%%

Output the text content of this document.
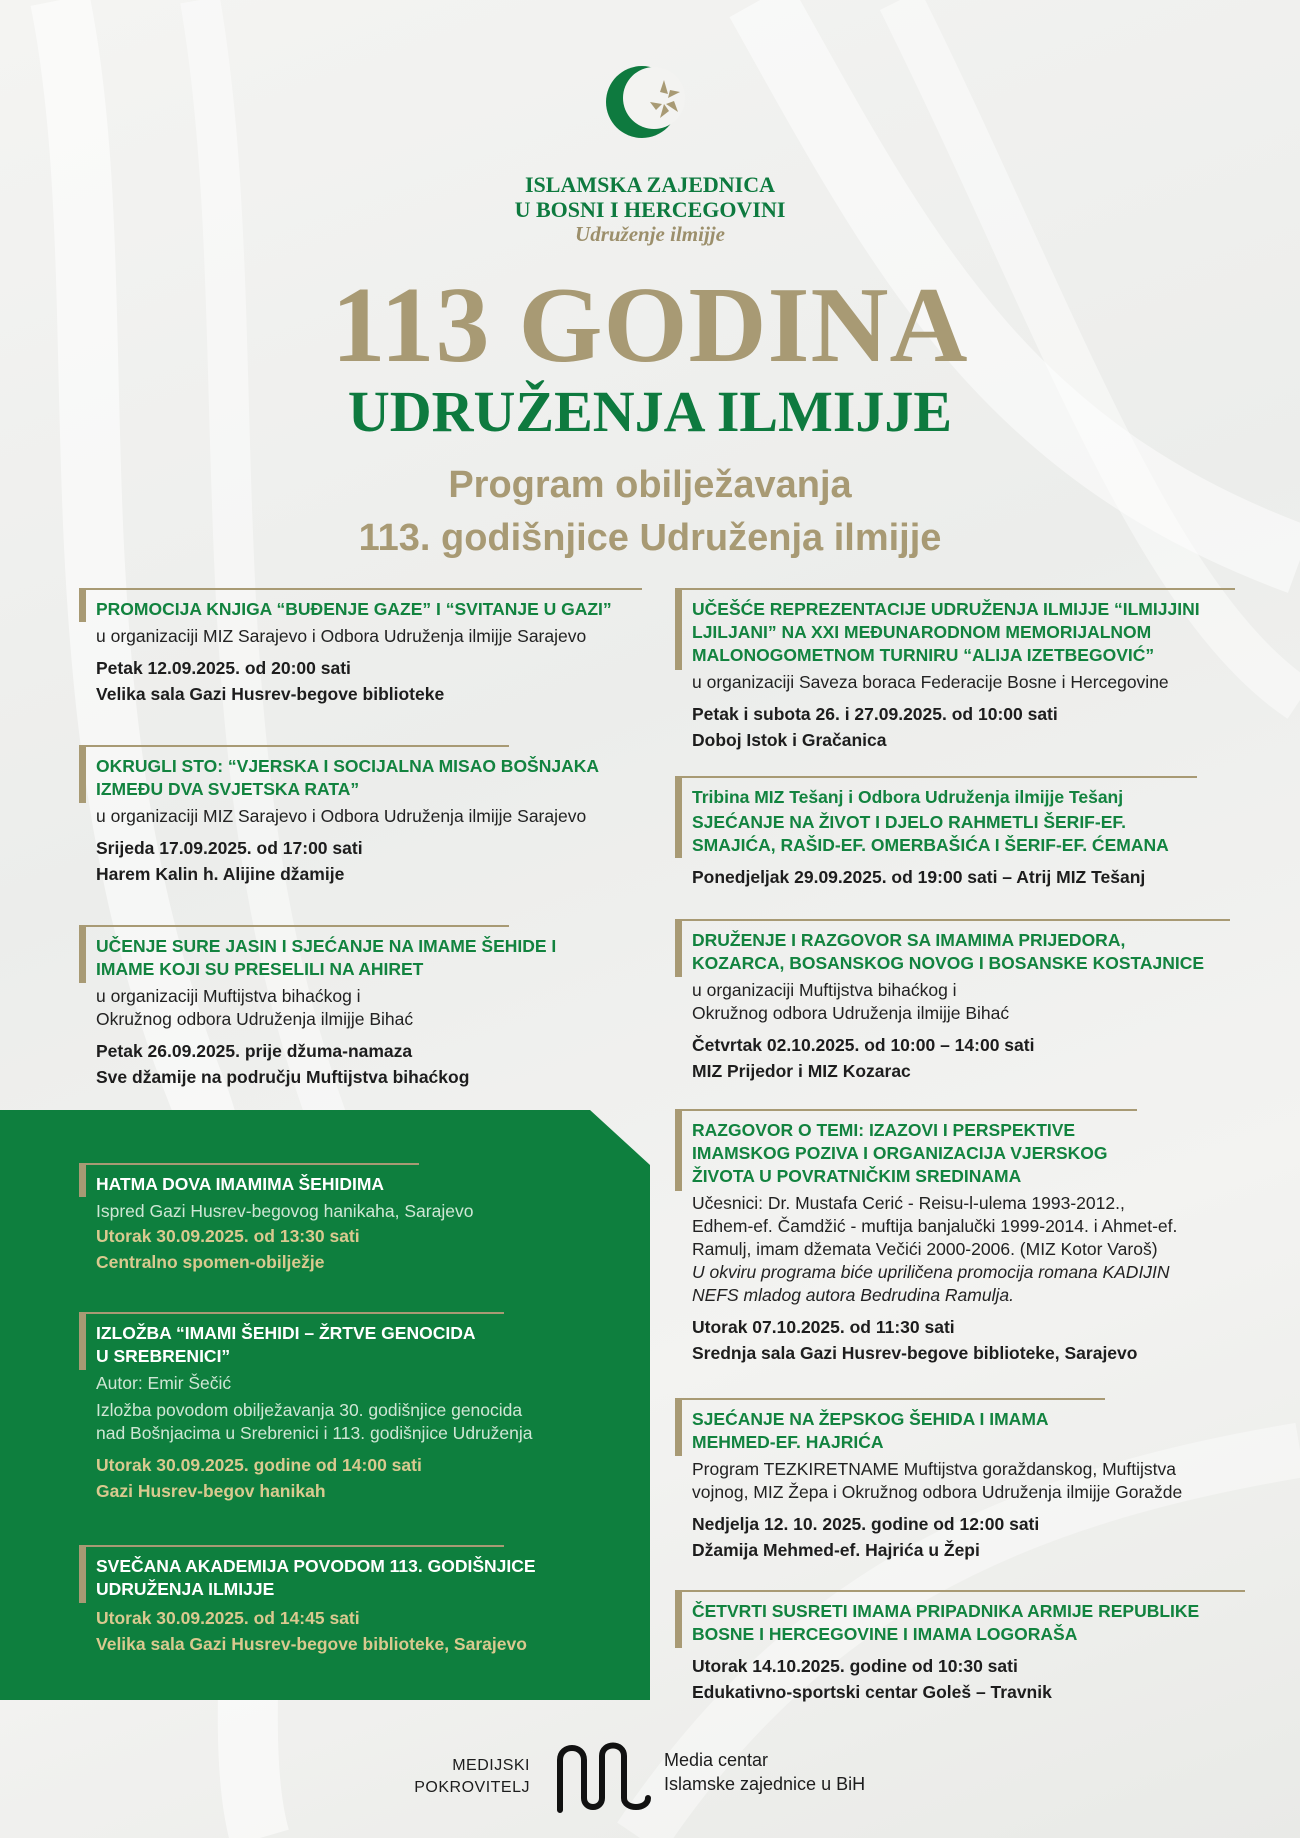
ISLAMSKA ZAJEDNICA
U BOSNI I HERCEGOVINI
Udruženje ilmijje
113 GODINA
UDRUŽENJA ILMIJJE
Program obilježavanja
113. godišnjice Udruženja ilmijje
PROMOCIJA KNJIGA “BUĐENJE GAZE” I “SVITANJE U GAZI”
u organizaciji MIZ Sarajevo i Odbora Udruženja ilmijje Sarajevo
Petak 12.09.2025. od 20:00 sati
Velika sala Gazi Husrev-begove biblioteke
OKRUGLI STO: “VJERSKA I SOCIJALNA MISAO BOŠNJAKA
IZMEĐU DVA SVJETSKA RATA”
u organizaciji MIZ Sarajevo i Odbora Udruženja ilmijje Sarajevo
Srijeda 17.09.2025. od 17:00 sati
Harem Kalin h. Alijine džamije
UČENJE SURE JASIN I SJEĆANJE NA IMAME ŠEHIDE I
IMAME KOJI SU PRESELILI NA AHIRET
u organizaciji Muftijstva bihaćkog i
Okružnog odbora Udruženja ilmijje Bihać
Petak 26.09.2025. prije džuma-namaza
Sve džamije na području Muftijstva bihaćkog
HATMA DOVA IMAMIMA ŠEHIDIMA
Ispred Gazi Husrev-begovog hanikaha, Sarajevo
Utorak 30.09.2025. od 13:30 sati
Centralno spomen-obilježje
IZLOŽBA “IMAMI ŠEHIDI – ŽRTVE GENOCIDA
U SREBRENICI”
Autor: Emir Šečić
Izložba povodom obilježavanja 30. godišnjice genocida
nad Bošnjacima u Srebrenici i 113. godišnjice Udruženja
Utorak 30.09.2025. godine od 14:00 sati
Gazi Husrev-begov hanikah
SVEČANA AKADEMIJA POVODOM 113. GODIŠNJICE
UDRUŽENJA ILMIJJE
Utorak 30.09.2025. od 14:45 sati
Velika sala Gazi Husrev-begove biblioteke, Sarajevo
UČEŠĆE REPREZENTACIJE UDRUŽENJA ILMIJJE “ILMIJJINI
LJILJANI” NA XXI MEĐUNARODNOM MEMORIJALNOM
MALONOGOMETNOM TURNIRU “ALIJA IZETBEGOVIĆ”
u organizaciji Saveza boraca Federacije Bosne i Hercegovine
Petak i subota 26. i 27.09.2025. od 10:00 sati
Doboj Istok i Gračanica
Tribina MIZ Tešanj i Odbora Udruženja ilmijje Tešanj
SJEĆANJE NA ŽIVOT I DJELO RAHMETLI ŠERIF-EF.
SMAJIĆA, RAŠID-EF. OMERBAŠIĆA I ŠERIF-EF. ĆEMANA
Ponedjeljak 29.09.2025. od 19:00 sati – Atrij MIZ Tešanj
DRUŽENJE I RAZGOVOR SA IMAMIMA PRIJEDORA,
KOZARCA, BOSANSKOG NOVOG I BOSANSKE KOSTAJNICE
u organizaciji Muftijstva bihaćkog i
Okružnog odbora Udruženja ilmijje Bihać
Četvrtak 02.10.2025. od 10:00 – 14:00 sati
MIZ Prijedor i MIZ Kozarac
RAZGOVOR O TEMI: IZAZOVI I PERSPEKTIVE
IMAMSKOG POZIVA I ORGANIZACIJA VJERSKOG
ŽIVOTA U POVRATNIČKIM SREDINAMA
Učesnici: Dr. Mustafa Cerić - Reisu-l-ulema 1993-2012.,
Edhem-ef. Čamdžić - muftija banjalučki 1999-2014. i Ahmet-ef.
Ramulj, imam džemata Večići 2000-2006. (MIZ Kotor Varoš)
U okviru programa biće upriličena promocija romana KADIJIN
NEFS mladog autora Bedrudina Ramulja.
Utorak 07.10.2025. od 11:30 sati
Srednja sala Gazi Husrev-begove biblioteke, Sarajevo
SJEĆANJE NA ŽEPSKOG ŠEHIDA I IMAMA
MEHMED-EF. HAJRIĆA
Program TEZKIRETNAME Muftijstva goraždanskog, Muftijstva
vojnog, MIZ Žepa i Okružnog odbora Udruženja ilmijje Goražde
Nedjelja 12. 10. 2025. godine od 12:00 sati
Džamija Mehmed-ef. Hajrića u Žepi
ČETVRTI SUSRETI IMAMA PRIPADNIKA ARMIJE REPUBLIKE
BOSNE I HERCEGOVINE I IMAMA LOGORAŠA
Utorak 14.10.2025. godine od 10:30 sati
Edukativno-sportski centar Goleš – Travnik
MEDIJSKI
POKROVITELJ
Media centar
Islamske zajednice u BiH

%%

Restate the full listing verbatim and drop every picture.

FULL OUTPUT –
Output the text content of this document.
ISLAMSKA ZAJEDNICA
U BOSNI I HERCEGOVINI
Udruženje ilmijje
113 GODINA
UDRUŽENJA ILMIJJE
Program obilježavanja
113. godišnjice Udruženja ilmijje
PROMOCIJA KNJIGA “BUĐENJE GAZE” I “SVITANJE U GAZI”
u organizaciji MIZ Sarajevo i Odbora Udruženja ilmijje Sarajevo
Petak 12.09.2025. od 20:00 sati
Velika sala Gazi Husrev-begove biblioteke
OKRUGLI STO: “VJERSKA I SOCIJALNA MISAO BOŠNJAKA
IZMEĐU DVA SVJETSKA RATA”
u organizaciji MIZ Sarajevo i Odbora Udruženja ilmijje Sarajevo
Srijeda 17.09.2025. od 17:00 sati
Harem Kalin h. Alijine džamije
UČENJE SURE JASIN I SJEĆANJE NA IMAME ŠEHIDE I
IMAME KOJI SU PRESELILI NA AHIRET
u organizaciji Muftijstva bihaćkog i
Okružnog odbora Udruženja ilmijje Bihać
Petak 26.09.2025. prije džuma-namaza
Sve džamije na području Muftijstva bihaćkog
HATMA DOVA IMAMIMA ŠEHIDIMA
Ispred Gazi Husrev-begovog hanikaha, Sarajevo
Utorak 30.09.2025. od 13:30 sati
Centralno spomen-obilježje
IZLOŽBA “IMAMI ŠEHIDI – ŽRTVE GENOCIDA
U SREBRENICI”
Autor: Emir Šečić
Izložba povodom obilježavanja 30. godišnjice genocida
nad Bošnjacima u Srebrenici i 113. godišnjice Udruženja
Utorak 30.09.2025. godine od 14:00 sati
Gazi Husrev-begov hanikah
SVEČANA AKADEMIJA POVODOM 113. GODIŠNJICE
UDRUŽENJA ILMIJJE
Utorak 30.09.2025. od 14:45 sati
Velika sala Gazi Husrev-begove biblioteke, Sarajevo
UČEŠĆE REPREZENTACIJE UDRUŽENJA ILMIJJE “ILMIJJINI
LJILJANI” NA XXI MEĐUNARODNOM MEMORIJALNOM
MALONOGOMETNOM TURNIRU “ALIJA IZETBEGOVIĆ”
u organizaciji Saveza boraca Federacije Bosne i Hercegovine
Petak i subota 26. i 27.09.2025. od 10:00 sati
Doboj Istok i Gračanica
Tribina MIZ Tešanj i Odbora Udruženja ilmijje Tešanj
SJEĆANJE NA ŽIVOT I DJELO RAHMETLI ŠERIF-EF.
SMAJIĆA, RAŠID-EF. OMERBAŠIĆA I ŠERIF-EF. ĆEMANA
Ponedjeljak 29.09.2025. od 19:00 sati – Atrij MIZ Tešanj
DRUŽENJE I RAZGOVOR SA IMAMIMA PRIJEDORA,
KOZARCA, BOSANSKOG NOVOG I BOSANSKE KOSTAJNICE
u organizaciji Muftijstva bihaćkog i
Okružnog odbora Udruženja ilmijje Bihać
Četvrtak 02.10.2025. od 10:00 – 14:00 sati
MIZ Prijedor i MIZ Kozarac
RAZGOVOR O TEMI: IZAZOVI I PERSPEKTIVE
IMAMSKOG POZIVA I ORGANIZACIJA VJERSKOG
ŽIVOTA U POVRATNIČKIM SREDINAMA
Učesnici: Dr. Mustafa Cerić - Reisu-l-ulema 1993-2012.,
Edhem-ef. Čamdžić - muftija banjalučki 1999-2014. i Ahmet-ef.
Ramulj, imam džemata Večići 2000-2006. (MIZ Kotor Varoš)
U okviru programa biće upriličena promocija romana KADIJIN
NEFS mladog autora Bedrudina Ramulja.
Utorak 07.10.2025. od 11:30 sati
Srednja sala Gazi Husrev-begove biblioteke, Sarajevo
SJEĆANJE NA ŽEPSKOG ŠEHIDA I IMAMA
MEHMED-EF. HAJRIĆA
Program TEZKIRETNAME Muftijstva goraždanskog, Muftijstva
vojnog, MIZ Žepa i Okružnog odbora Udruženja ilmijje Goražde
Nedjelja 12. 10. 2025. godine od 12:00 sati
Džamija Mehmed-ef. Hajrića u Žepi
ČETVRTI SUSRETI IMAMA PRIPADNIKA ARMIJE REPUBLIKE
BOSNE I HERCEGOVINE I IMAMA LOGORAŠA
Utorak 14.10.2025. godine od 10:30 sati
Edukativno-sportski centar Goleš – Travnik
MEDIJSKI
POKROVITELJ
Media centar
Islamske zajednice u BiH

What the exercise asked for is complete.